Your task:
Go through the material below and report how many lines contain "their". Give only the number.

Records provided:
####################

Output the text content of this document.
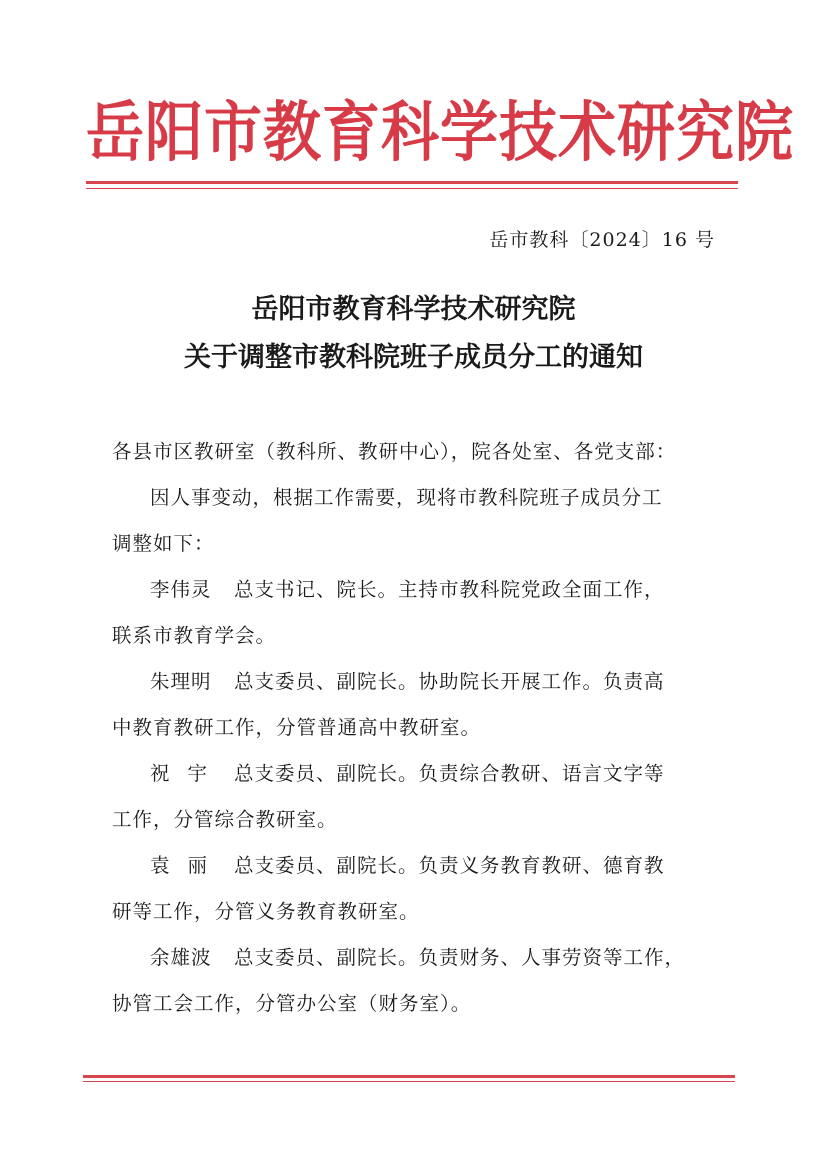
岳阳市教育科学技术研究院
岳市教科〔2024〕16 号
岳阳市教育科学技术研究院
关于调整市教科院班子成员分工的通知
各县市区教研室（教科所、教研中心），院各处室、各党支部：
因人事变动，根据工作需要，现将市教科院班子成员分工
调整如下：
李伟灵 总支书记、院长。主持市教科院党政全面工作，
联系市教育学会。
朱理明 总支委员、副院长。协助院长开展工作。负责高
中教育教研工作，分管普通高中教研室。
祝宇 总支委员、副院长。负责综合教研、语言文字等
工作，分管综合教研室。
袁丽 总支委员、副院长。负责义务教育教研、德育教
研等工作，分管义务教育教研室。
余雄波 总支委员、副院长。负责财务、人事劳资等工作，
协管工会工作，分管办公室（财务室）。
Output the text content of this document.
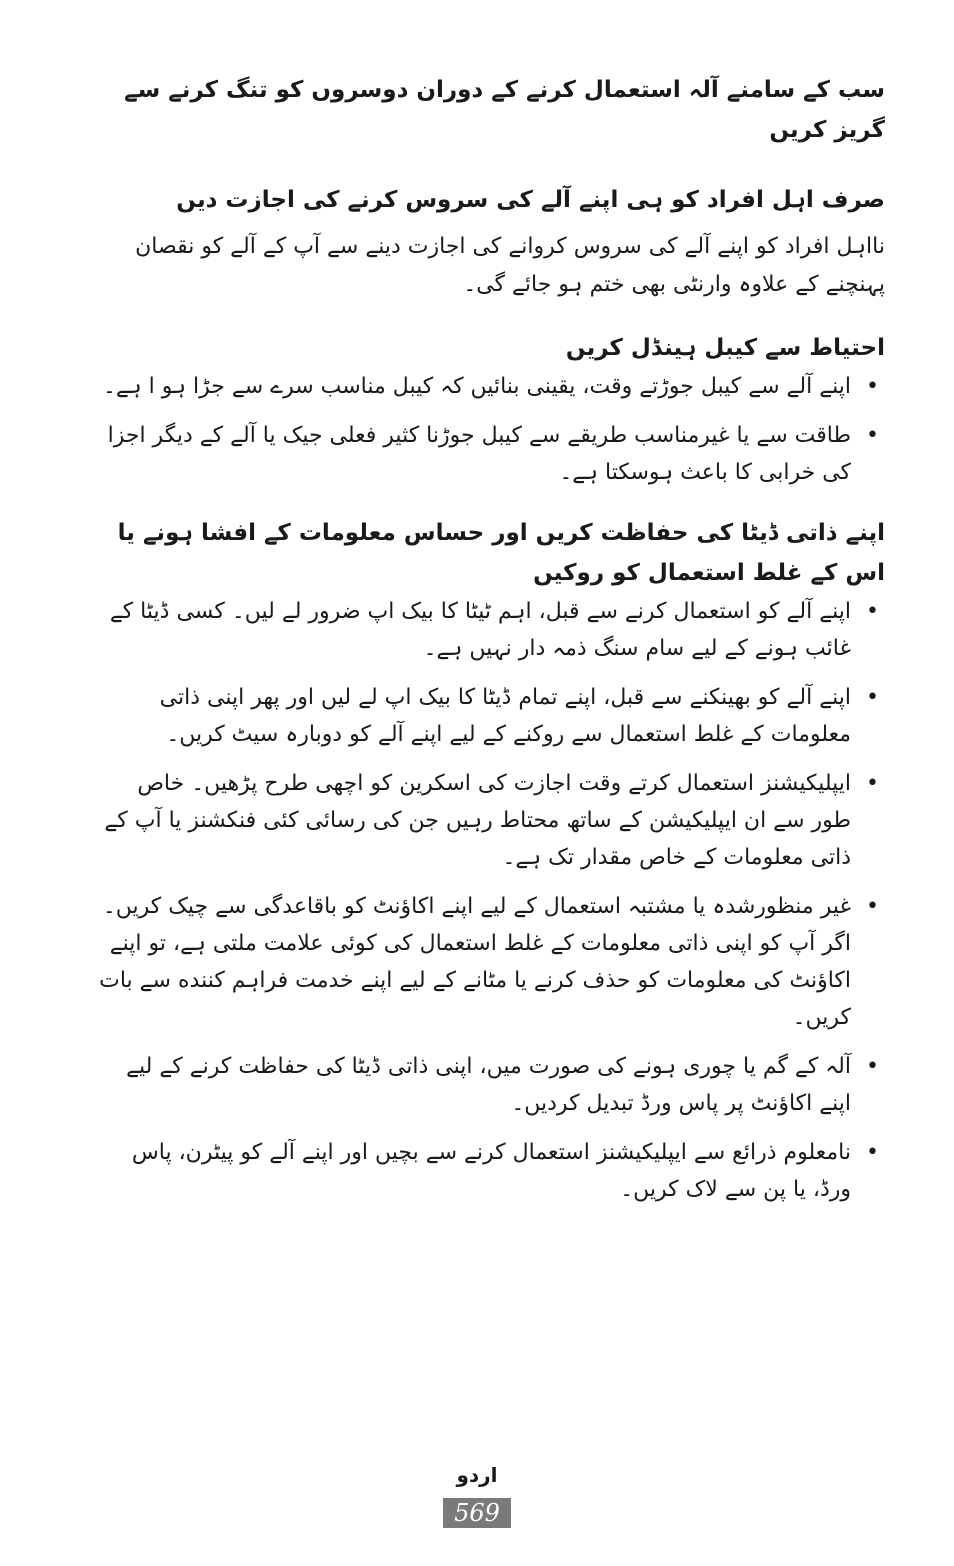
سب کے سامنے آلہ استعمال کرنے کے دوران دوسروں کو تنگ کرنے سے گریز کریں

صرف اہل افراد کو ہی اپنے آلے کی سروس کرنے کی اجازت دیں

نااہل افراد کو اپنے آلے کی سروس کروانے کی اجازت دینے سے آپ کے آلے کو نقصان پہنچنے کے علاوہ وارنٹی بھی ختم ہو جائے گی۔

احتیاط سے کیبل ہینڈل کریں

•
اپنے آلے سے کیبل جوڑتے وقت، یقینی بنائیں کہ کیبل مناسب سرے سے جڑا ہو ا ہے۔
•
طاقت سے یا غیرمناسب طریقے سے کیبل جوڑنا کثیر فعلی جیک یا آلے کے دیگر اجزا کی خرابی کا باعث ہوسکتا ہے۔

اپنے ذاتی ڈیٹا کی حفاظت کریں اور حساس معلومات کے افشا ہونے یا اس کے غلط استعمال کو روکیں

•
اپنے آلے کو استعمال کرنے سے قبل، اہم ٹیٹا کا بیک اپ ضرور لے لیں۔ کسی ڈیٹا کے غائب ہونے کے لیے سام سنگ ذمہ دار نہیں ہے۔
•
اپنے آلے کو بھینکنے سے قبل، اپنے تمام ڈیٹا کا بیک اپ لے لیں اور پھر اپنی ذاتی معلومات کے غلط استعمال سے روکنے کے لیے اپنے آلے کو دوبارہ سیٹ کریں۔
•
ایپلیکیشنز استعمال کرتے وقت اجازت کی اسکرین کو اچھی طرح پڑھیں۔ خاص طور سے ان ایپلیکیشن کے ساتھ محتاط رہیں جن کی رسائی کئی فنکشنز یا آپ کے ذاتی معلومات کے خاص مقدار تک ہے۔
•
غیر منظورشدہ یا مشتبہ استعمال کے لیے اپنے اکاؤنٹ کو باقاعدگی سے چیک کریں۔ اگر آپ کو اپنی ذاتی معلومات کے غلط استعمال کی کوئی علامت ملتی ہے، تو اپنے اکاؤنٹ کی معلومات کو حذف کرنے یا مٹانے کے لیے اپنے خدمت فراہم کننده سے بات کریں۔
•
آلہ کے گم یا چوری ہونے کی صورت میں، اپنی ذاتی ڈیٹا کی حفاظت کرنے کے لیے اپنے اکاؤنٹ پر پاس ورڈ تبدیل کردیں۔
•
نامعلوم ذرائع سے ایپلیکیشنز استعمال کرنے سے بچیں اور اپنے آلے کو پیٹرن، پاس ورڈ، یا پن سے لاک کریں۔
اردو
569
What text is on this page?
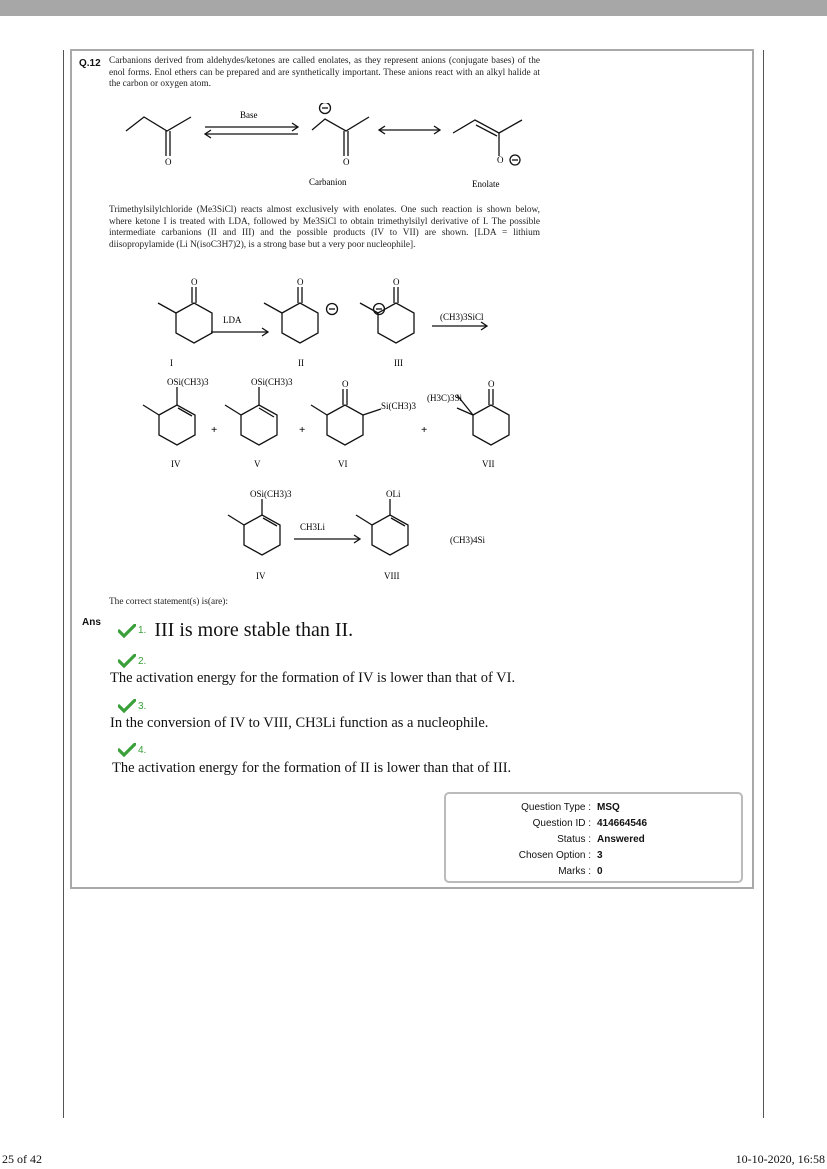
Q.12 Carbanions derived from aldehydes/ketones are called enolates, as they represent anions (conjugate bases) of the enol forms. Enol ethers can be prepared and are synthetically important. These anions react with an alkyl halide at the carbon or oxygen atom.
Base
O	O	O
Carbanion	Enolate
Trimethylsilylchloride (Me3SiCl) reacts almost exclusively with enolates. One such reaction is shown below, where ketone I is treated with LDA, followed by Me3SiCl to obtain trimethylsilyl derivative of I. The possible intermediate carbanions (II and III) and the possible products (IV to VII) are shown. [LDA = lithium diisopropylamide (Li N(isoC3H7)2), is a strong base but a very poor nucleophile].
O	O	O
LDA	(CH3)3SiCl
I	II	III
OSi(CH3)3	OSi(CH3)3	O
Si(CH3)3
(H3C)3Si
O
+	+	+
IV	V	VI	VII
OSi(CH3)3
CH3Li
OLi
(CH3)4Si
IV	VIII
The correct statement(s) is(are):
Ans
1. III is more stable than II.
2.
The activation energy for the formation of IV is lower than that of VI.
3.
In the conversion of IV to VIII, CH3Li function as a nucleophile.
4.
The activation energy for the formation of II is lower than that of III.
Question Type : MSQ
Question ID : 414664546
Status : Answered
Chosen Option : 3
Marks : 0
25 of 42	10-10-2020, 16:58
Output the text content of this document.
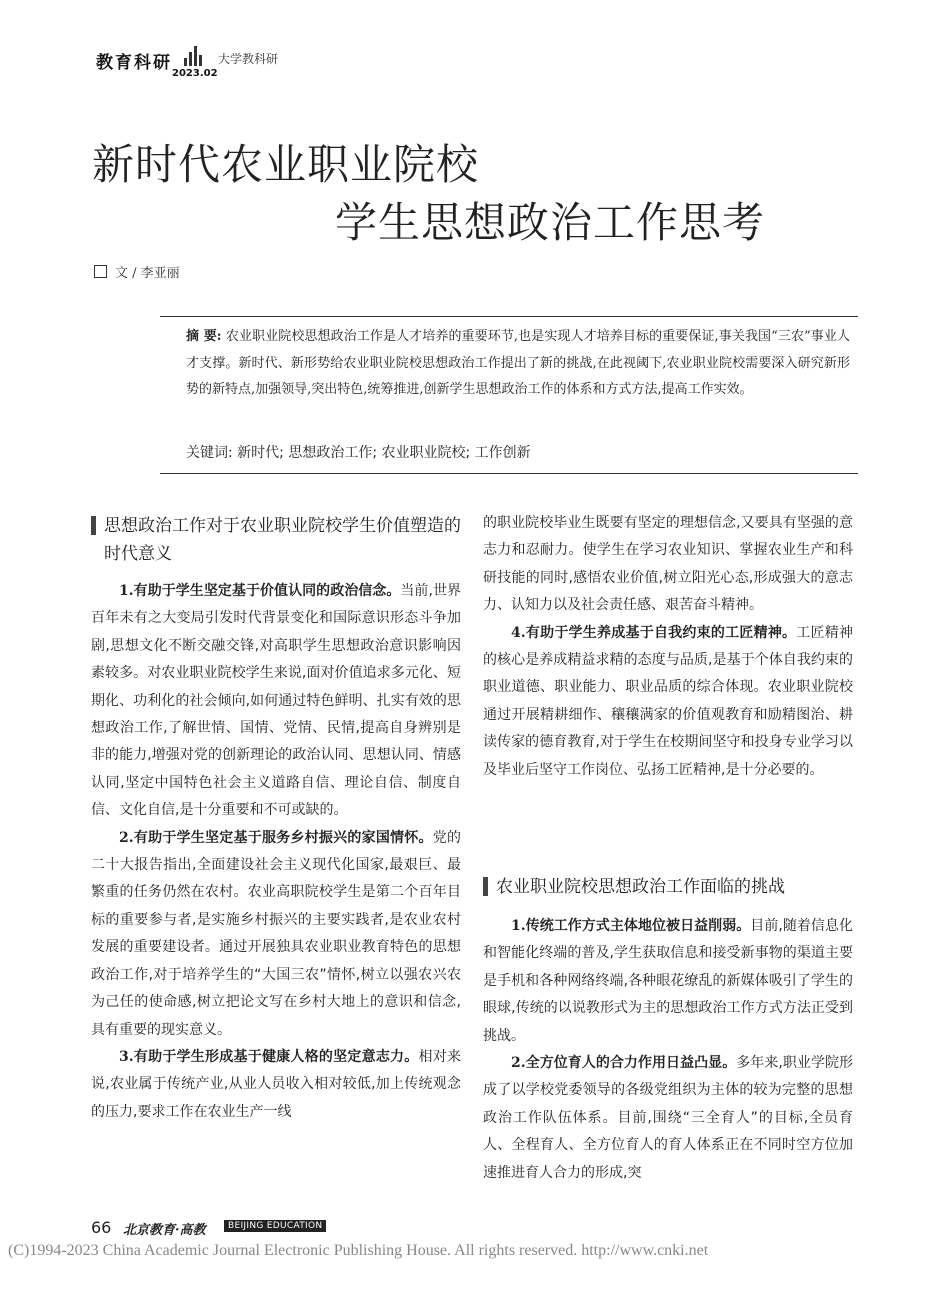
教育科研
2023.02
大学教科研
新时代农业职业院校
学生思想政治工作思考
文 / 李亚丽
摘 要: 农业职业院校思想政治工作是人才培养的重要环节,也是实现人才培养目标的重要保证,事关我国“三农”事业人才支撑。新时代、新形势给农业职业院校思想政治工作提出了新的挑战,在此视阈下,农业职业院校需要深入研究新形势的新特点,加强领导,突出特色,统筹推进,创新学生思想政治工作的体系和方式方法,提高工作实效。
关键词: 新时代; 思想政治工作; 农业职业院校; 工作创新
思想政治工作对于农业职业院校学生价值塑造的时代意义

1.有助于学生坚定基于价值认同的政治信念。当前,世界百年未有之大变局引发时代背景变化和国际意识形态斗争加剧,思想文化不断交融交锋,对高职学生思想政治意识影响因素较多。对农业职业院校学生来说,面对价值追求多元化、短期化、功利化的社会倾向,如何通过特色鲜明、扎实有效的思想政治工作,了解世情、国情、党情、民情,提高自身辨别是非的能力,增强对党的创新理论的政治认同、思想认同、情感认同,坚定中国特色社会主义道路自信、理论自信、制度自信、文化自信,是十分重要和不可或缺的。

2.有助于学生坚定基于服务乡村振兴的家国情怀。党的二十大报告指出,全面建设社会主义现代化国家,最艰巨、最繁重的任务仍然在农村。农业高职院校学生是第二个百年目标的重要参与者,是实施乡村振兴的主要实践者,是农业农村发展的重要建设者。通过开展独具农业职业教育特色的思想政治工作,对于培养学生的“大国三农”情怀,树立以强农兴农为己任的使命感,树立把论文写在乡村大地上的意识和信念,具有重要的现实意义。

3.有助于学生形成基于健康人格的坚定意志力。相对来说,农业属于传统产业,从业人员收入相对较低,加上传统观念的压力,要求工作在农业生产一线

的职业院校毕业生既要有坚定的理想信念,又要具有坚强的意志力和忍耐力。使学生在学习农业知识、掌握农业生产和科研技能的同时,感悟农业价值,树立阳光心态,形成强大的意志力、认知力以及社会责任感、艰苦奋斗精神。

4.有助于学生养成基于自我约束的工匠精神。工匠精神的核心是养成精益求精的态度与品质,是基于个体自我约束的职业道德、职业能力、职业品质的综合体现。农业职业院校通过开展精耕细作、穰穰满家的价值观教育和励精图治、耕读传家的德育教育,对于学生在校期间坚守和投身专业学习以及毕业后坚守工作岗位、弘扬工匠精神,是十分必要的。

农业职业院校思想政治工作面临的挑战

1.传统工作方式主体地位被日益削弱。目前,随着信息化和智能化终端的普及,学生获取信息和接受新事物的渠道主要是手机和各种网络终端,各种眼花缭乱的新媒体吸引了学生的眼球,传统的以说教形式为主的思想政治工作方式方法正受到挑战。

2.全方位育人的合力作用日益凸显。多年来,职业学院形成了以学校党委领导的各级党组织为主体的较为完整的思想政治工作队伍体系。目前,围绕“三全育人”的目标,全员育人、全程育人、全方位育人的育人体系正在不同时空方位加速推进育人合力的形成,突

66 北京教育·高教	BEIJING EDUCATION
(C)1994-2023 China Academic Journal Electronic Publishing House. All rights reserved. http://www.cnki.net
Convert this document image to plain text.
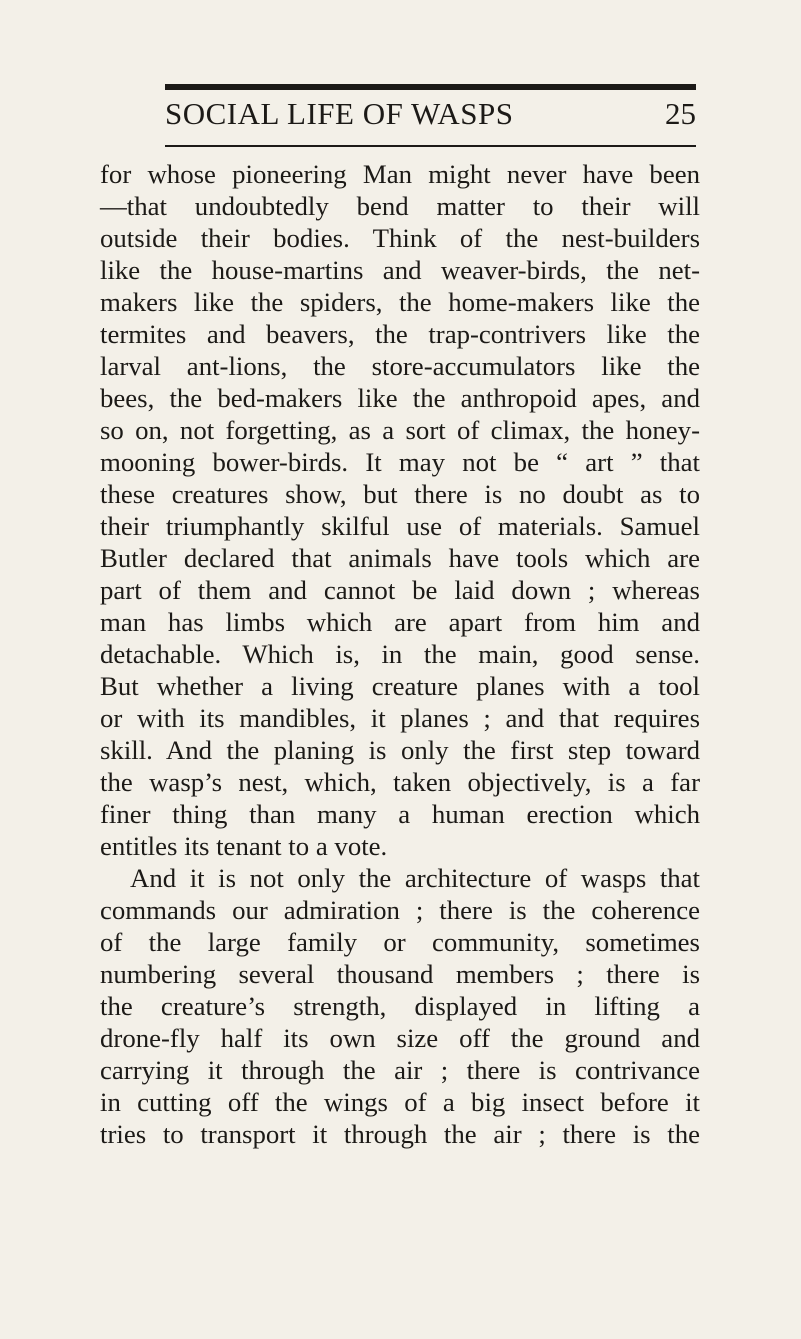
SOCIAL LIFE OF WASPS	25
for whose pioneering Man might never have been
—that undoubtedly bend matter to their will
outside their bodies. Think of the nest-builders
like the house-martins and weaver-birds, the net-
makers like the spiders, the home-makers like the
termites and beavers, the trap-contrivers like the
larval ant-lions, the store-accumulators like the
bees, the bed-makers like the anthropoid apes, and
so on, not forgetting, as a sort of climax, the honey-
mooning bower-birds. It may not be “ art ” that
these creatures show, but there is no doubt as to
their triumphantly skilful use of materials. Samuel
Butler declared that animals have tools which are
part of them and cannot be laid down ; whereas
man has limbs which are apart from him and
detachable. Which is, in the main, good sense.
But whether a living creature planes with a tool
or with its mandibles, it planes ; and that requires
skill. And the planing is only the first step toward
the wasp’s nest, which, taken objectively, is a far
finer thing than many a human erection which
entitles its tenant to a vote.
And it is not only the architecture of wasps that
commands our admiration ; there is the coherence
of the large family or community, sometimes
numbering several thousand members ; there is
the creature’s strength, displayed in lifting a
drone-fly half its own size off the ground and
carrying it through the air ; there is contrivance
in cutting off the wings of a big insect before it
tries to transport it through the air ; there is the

####################

Exercise result:
3